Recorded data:

>>>

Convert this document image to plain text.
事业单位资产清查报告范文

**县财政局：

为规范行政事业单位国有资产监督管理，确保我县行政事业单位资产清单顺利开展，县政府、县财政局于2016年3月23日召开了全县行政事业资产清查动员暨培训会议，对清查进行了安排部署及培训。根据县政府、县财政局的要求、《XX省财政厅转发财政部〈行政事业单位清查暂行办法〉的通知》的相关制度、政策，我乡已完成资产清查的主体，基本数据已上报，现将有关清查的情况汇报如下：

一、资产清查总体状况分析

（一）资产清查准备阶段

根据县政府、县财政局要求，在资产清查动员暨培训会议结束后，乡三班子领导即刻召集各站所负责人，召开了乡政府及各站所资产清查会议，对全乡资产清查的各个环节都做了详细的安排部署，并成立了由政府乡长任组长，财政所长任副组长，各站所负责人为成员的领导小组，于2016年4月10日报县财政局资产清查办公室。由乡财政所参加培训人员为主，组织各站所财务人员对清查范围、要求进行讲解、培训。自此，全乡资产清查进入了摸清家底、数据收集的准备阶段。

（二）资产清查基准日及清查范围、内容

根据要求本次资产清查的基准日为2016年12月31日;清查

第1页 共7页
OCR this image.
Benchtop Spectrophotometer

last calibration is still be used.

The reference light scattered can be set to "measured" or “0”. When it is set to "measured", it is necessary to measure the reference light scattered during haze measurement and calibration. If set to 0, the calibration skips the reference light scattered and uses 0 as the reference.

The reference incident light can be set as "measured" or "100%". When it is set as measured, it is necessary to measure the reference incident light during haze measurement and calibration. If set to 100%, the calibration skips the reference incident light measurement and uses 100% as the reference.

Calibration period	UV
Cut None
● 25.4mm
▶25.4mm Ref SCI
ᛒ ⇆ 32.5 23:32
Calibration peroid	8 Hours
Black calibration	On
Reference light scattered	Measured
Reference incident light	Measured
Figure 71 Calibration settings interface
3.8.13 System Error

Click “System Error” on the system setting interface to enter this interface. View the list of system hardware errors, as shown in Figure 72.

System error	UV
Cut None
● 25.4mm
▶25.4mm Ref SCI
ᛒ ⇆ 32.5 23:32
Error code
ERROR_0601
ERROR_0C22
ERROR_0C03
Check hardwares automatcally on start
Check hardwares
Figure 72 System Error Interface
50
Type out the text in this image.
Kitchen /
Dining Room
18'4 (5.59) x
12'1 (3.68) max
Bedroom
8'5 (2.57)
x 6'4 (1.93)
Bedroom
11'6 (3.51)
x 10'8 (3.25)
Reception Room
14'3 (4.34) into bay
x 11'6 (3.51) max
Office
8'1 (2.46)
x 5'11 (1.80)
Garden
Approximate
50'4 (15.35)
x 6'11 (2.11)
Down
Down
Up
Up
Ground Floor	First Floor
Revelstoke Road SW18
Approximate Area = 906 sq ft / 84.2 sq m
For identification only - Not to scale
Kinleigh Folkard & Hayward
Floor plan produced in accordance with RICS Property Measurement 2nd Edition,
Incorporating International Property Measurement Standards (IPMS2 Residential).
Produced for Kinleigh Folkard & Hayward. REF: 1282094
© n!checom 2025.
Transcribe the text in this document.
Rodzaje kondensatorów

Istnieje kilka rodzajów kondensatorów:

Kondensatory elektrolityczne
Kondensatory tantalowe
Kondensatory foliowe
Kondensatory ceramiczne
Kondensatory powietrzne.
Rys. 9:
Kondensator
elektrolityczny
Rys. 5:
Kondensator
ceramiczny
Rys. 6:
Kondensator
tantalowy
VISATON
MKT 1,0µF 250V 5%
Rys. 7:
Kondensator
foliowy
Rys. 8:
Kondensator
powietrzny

<<<

__Directions for this task__: Retype the records in full. Keep every line identical to the original.

__Task output__:
Convert this document image to plain text.
事业单位资产清查报告范文

**县财政局：

为规范行政事业单位国有资产监督管理，确保我县行政事业单位资产清单顺利开展，县政府、县财政局于2016年3月23日召开了全县行政事业资产清查动员暨培训会议，对清查进行了安排部署及培训。根据县政府、县财政局的要求、《XX省财政厅转发财政部〈行政事业单位清查暂行办法〉的通知》的相关制度、政策，我乡已完成资产清查的主体，基本数据已上报，现将有关清查的情况汇报如下：

一、资产清查总体状况分析

（一）资产清查准备阶段

根据县政府、县财政局要求，在资产清查动员暨培训会议结束后，乡三班子领导即刻召集各站所负责人，召开了乡政府及各站所资产清查会议，对全乡资产清查的各个环节都做了详细的安排部署，并成立了由政府乡长任组长，财政所长任副组长，各站所负责人为成员的领导小组，于2016年4月10日报县财政局资产清查办公室。由乡财政所参加培训人员为主，组织各站所财务人员对清查范围、要求进行讲解、培训。自此，全乡资产清查进入了摸清家底、数据收集的准备阶段。

（二）资产清查基准日及清查范围、内容

根据要求本次资产清查的基准日为2016年12月31日;清查

第1页 共7页
OCR this image.
Benchtop Spectrophotometer

last calibration is still be used.

The reference light scattered can be set to "measured" or “0”. When it is set to "measured", it is necessary to measure the reference light scattered during haze measurement and calibration. If set to 0, the calibration skips the reference light scattered and uses 0 as the reference.

The reference incident light can be set as "measured" or "100%". When it is set as measured, it is necessary to measure the reference incident light during haze measurement and calibration. If set to 100%, the calibration skips the reference incident light measurement and uses 100% as the reference.

Calibration period	UV
Cut None
● 25.4mm
▶25.4mm Ref SCI
ᛒ ⇆ 32.5 23:32
Calibration peroid	8 Hours
Black calibration	On
Reference light scattered	Measured
Reference incident light	Measured
Figure 71 Calibration settings interface
3.8.13 System Error

Click “System Error” on the system setting interface to enter this interface. View the list of system hardware errors, as shown in Figure 72.

System error	UV
Cut None
● 25.4mm
▶25.4mm Ref SCI
ᛒ ⇆ 32.5 23:32
Error code
ERROR_0601
ERROR_0C22
ERROR_0C03
Check hardwares automatcally on start
Check hardwares
Figure 72 System Error Interface
50
Type out the text in this image.
Kitchen /
Dining Room
18'4 (5.59) x
12'1 (3.68) max
Bedroom
8'5 (2.57)
x 6'4 (1.93)
Bedroom
11'6 (3.51)
x 10'8 (3.25)
Reception Room
14'3 (4.34) into bay
x 11'6 (3.51) max
Office
8'1 (2.46)
x 5'11 (1.80)
Garden
Approximate
50'4 (15.35)
x 6'11 (2.11)
Down
Down
Up
Up
Ground Floor	First Floor
Revelstoke Road SW18
Approximate Area = 906 sq ft / 84.2 sq m
For identification only - Not to scale
Kinleigh Folkard & Hayward
Floor plan produced in accordance with RICS Property Measurement 2nd Edition,
Incorporating International Property Measurement Standards (IPMS2 Residential).
Produced for Kinleigh Folkard & Hayward. REF: 1282094
© n!checom 2025.
Transcribe the text in this document.
Rodzaje kondensatorów

Istnieje kilka rodzajów kondensatorów:

Kondensatory elektrolityczne
Kondensatory tantalowe
Kondensatory foliowe
Kondensatory ceramiczne
Kondensatory powietrzne.
Rys. 9:
Kondensator
elektrolityczny
Rys. 5:
Kondensator
ceramiczny
Rys. 6:
Kondensator
tantalowy
VISATON
MKT 1,0µF 250V 5%
Rys. 7:
Kondensator
foliowy
Rys. 8:
Kondensator
powietrzny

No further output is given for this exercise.